-- Begin Records provided --
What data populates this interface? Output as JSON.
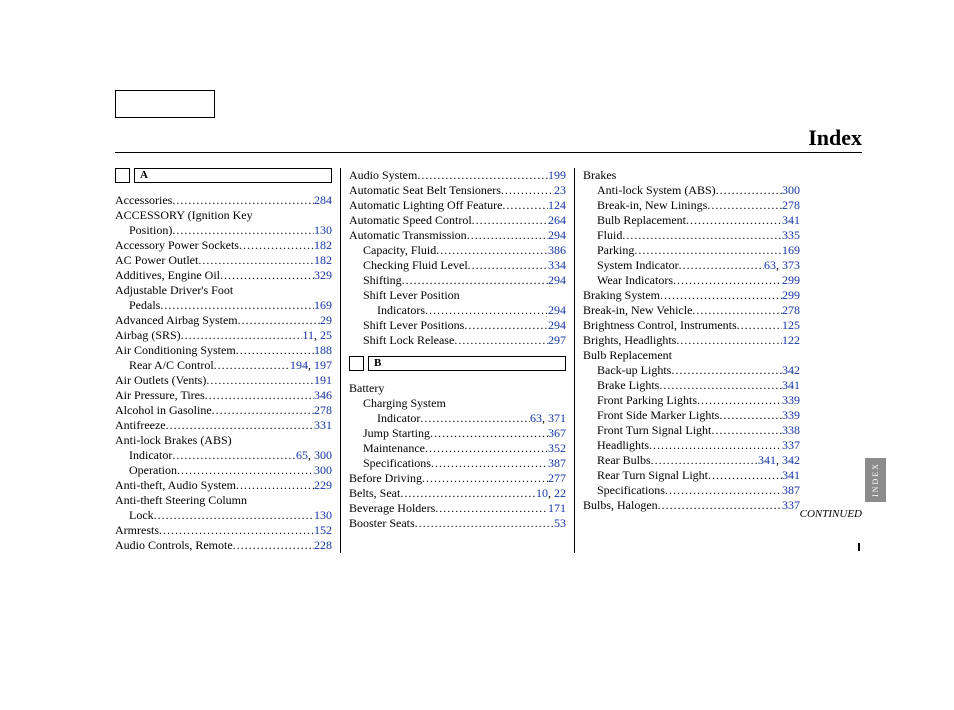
{
  "title": "Index",
  "sidetab": "INDEX",
  "continued": "CONTINUED",
  "letters": {
    "A": "A",
    "B": "B"
  },
  "col1": [
    {
      "t": "letter",
      "k": "A"
    },
    {
      "t": "e",
      "i": 0,
      "label": "Accessories",
      "pages": [
        "284"
      ]
    },
    {
      "t": "h",
      "i": 0,
      "label": "ACCESSORY (Ignition Key"
    },
    {
      "t": "e",
      "i": 1,
      "label": "Position)",
      "pages": [
        "130"
      ]
    },
    {
      "t": "e",
      "i": 0,
      "label": "Accessory Power Sockets",
      "pages": [
        "182"
      ]
    },
    {
      "t": "e",
      "i": 0,
      "label": "AC Power Outlet",
      "pages": [
        "182"
      ]
    },
    {
      "t": "e",
      "i": 0,
      "label": "Additives, Engine Oil",
      "pages": [
        "329"
      ]
    },
    {
      "t": "h",
      "i": 0,
      "label": "Adjustable Driver's Foot"
    },
    {
      "t": "e",
      "i": 1,
      "label": "Pedals",
      "pages": [
        "169"
      ]
    },
    {
      "t": "e",
      "i": 0,
      "label": "Advanced Airbag System",
      "pages": [
        "29"
      ]
    },
    {
      "t": "e",
      "i": 0,
      "label": "Airbag (SRS) ",
      "pages": [
        "11",
        "25"
      ]
    },
    {
      "t": "e",
      "i": 0,
      "label": "Air Conditioning System",
      "pages": [
        "188"
      ]
    },
    {
      "t": "e",
      "i": 1,
      "label": "Rear A/C Control",
      "pages": [
        "194",
        "197"
      ]
    },
    {
      "t": "e",
      "i": 0,
      "label": "Air Outlets (Vents)",
      "pages": [
        "191"
      ]
    },
    {
      "t": "e",
      "i": 0,
      "label": "Air Pressure, Tires",
      "pages": [
        "346"
      ]
    },
    {
      "t": "e",
      "i": 0,
      "label": "Alcohol in Gasoline",
      "pages": [
        "278"
      ]
    },
    {
      "t": "e",
      "i": 0,
      "label": "Antifreeze",
      "pages": [
        "331"
      ]
    },
    {
      "t": "h",
      "i": 0,
      "label": "Anti-lock Brakes (ABS)"
    },
    {
      "t": "e",
      "i": 1,
      "label": "Indicator",
      "pages": [
        "65",
        "300"
      ]
    },
    {
      "t": "e",
      "i": 1,
      "label": "Operation",
      "pages": [
        "300"
      ]
    },
    {
      "t": "e",
      "i": 0,
      "label": "Anti-theft, Audio System",
      "pages": [
        "229"
      ]
    },
    {
      "t": "h",
      "i": 0,
      "label": "Anti-theft Steering Column"
    },
    {
      "t": "e",
      "i": 1,
      "label": "Lock",
      "pages": [
        "130"
      ]
    },
    {
      "t": "e",
      "i": 0,
      "label": "Armrests",
      "pages": [
        "152"
      ]
    },
    {
      "t": "e",
      "i": 0,
      "label": "Audio Controls, Remote",
      "pages": [
        "228"
      ]
    }
  ],
  "col2": [
    {
      "t": "e",
      "i": 0,
      "label": "Audio System",
      "pages": [
        "199"
      ]
    },
    {
      "t": "e",
      "i": 0,
      "label": "Automatic Seat Belt Tensioners",
      "pages": [
        "23"
      ]
    },
    {
      "t": "e",
      "i": 0,
      "label": "Automatic Lighting Off Feature",
      "pages": [
        "124"
      ]
    },
    {
      "t": "e",
      "i": 0,
      "label": "Automatic Speed Control",
      "pages": [
        "264"
      ]
    },
    {
      "t": "e",
      "i": 0,
      "label": "Automatic Transmission",
      "pages": [
        "294"
      ]
    },
    {
      "t": "e",
      "i": 1,
      "label": "Capacity, Fluid",
      "pages": [
        "386"
      ]
    },
    {
      "t": "e",
      "i": 1,
      "label": "Checking Fluid Level",
      "pages": [
        "334"
      ]
    },
    {
      "t": "e",
      "i": 1,
      "label": "Shifting",
      "pages": [
        "294"
      ]
    },
    {
      "t": "h",
      "i": 1,
      "label": "Shift Lever Position"
    },
    {
      "t": "e",
      "i": 2,
      "label": "Indicators",
      "pages": [
        "294"
      ]
    },
    {
      "t": "e",
      "i": 1,
      "label": "Shift Lever Positions",
      "pages": [
        "294"
      ]
    },
    {
      "t": "e",
      "i": 1,
      "label": "Shift Lock Release",
      "pages": [
        "297"
      ]
    },
    {
      "t": "gap"
    },
    {
      "t": "letter",
      "k": "B"
    },
    {
      "t": "h",
      "i": 0,
      "label": "Battery"
    },
    {
      "t": "h",
      "i": 1,
      "label": "Charging System"
    },
    {
      "t": "e",
      "i": 2,
      "label": "Indicator",
      "pages": [
        "63",
        "371"
      ]
    },
    {
      "t": "e",
      "i": 1,
      "label": "Jump Starting",
      "pages": [
        "367"
      ]
    },
    {
      "t": "e",
      "i": 1,
      "label": "Maintenance",
      "pages": [
        "352"
      ]
    },
    {
      "t": "e",
      "i": 1,
      "label": "Specifications",
      "pages": [
        "387"
      ]
    },
    {
      "t": "e",
      "i": 0,
      "label": "Before Driving",
      "pages": [
        "277"
      ]
    },
    {
      "t": "e",
      "i": 0,
      "label": "Belts, Seat",
      "pages": [
        "10",
        "22"
      ]
    },
    {
      "t": "e",
      "i": 0,
      "label": "Beverage Holders",
      "pages": [
        "171"
      ]
    },
    {
      "t": "e",
      "i": 0,
      "label": "Booster Seats",
      "pages": [
        "53"
      ]
    }
  ],
  "col3": [
    {
      "t": "h",
      "i": 0,
      "label": "Brakes"
    },
    {
      "t": "e",
      "i": 1,
      "label": "Anti-lock System (ABS)",
      "pages": [
        "300"
      ]
    },
    {
      "t": "e",
      "i": 1,
      "label": "Break-in, New Linings",
      "pages": [
        "278"
      ]
    },
    {
      "t": "e",
      "i": 1,
      "label": "Bulb Replacement",
      "pages": [
        "341"
      ]
    },
    {
      "t": "e",
      "i": 1,
      "label": "Fluid",
      "pages": [
        "335"
      ]
    },
    {
      "t": "e",
      "i": 1,
      "label": "Parking",
      "pages": [
        "169"
      ]
    },
    {
      "t": "e",
      "i": 1,
      "label": "System Indicator",
      "pages": [
        "63",
        "373"
      ]
    },
    {
      "t": "e",
      "i": 1,
      "label": "Wear Indicators",
      "pages": [
        "299"
      ]
    },
    {
      "t": "e",
      "i": 0,
      "label": "Braking System",
      "pages": [
        "299"
      ]
    },
    {
      "t": "e",
      "i": 0,
      "label": "Break-in, New Vehicle",
      "pages": [
        "278"
      ]
    },
    {
      "t": "e",
      "i": 0,
      "label": "Brightness Control, Instruments",
      "pages": [
        "125"
      ]
    },
    {
      "t": "e",
      "i": 0,
      "label": "Brights, Headlights",
      "pages": [
        "122"
      ]
    },
    {
      "t": "h",
      "i": 0,
      "label": "Bulb Replacement"
    },
    {
      "t": "e",
      "i": 1,
      "label": "Back-up Lights",
      "pages": [
        "342"
      ]
    },
    {
      "t": "e",
      "i": 1,
      "label": "Brake Lights",
      "pages": [
        "341"
      ]
    },
    {
      "t": "e",
      "i": 1,
      "label": "Front Parking Lights",
      "pages": [
        "339"
      ]
    },
    {
      "t": "e",
      "i": 1,
      "label": "Front Side Marker Lights",
      "pages": [
        "339"
      ]
    },
    {
      "t": "e",
      "i": 1,
      "label": "Front Turn Signal Light",
      "pages": [
        "338"
      ]
    },
    {
      "t": "e",
      "i": 1,
      "label": "Headlights",
      "pages": [
        "337"
      ]
    },
    {
      "t": "e",
      "i": 1,
      "label": "Rear Bulbs",
      "pages": [
        "341",
        "342"
      ]
    },
    {
      "t": "e",
      "i": 1,
      "label": "Rear Turn Signal Light",
      "pages": [
        "341"
      ]
    },
    {
      "t": "e",
      "i": 1,
      "label": "Specifications",
      "pages": [
        "387"
      ]
    },
    {
      "t": "e",
      "i": 0,
      "label": "Bulbs, Halogen",
      "pages": [
        "337"
      ]
    }
  ]
}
-- End Records provided --
_Exercise aim_
Pick out each line that holds the string "Indicators".

_Result of this exercise_
      "label": "Indicators",
      "label": "Wear Indicators",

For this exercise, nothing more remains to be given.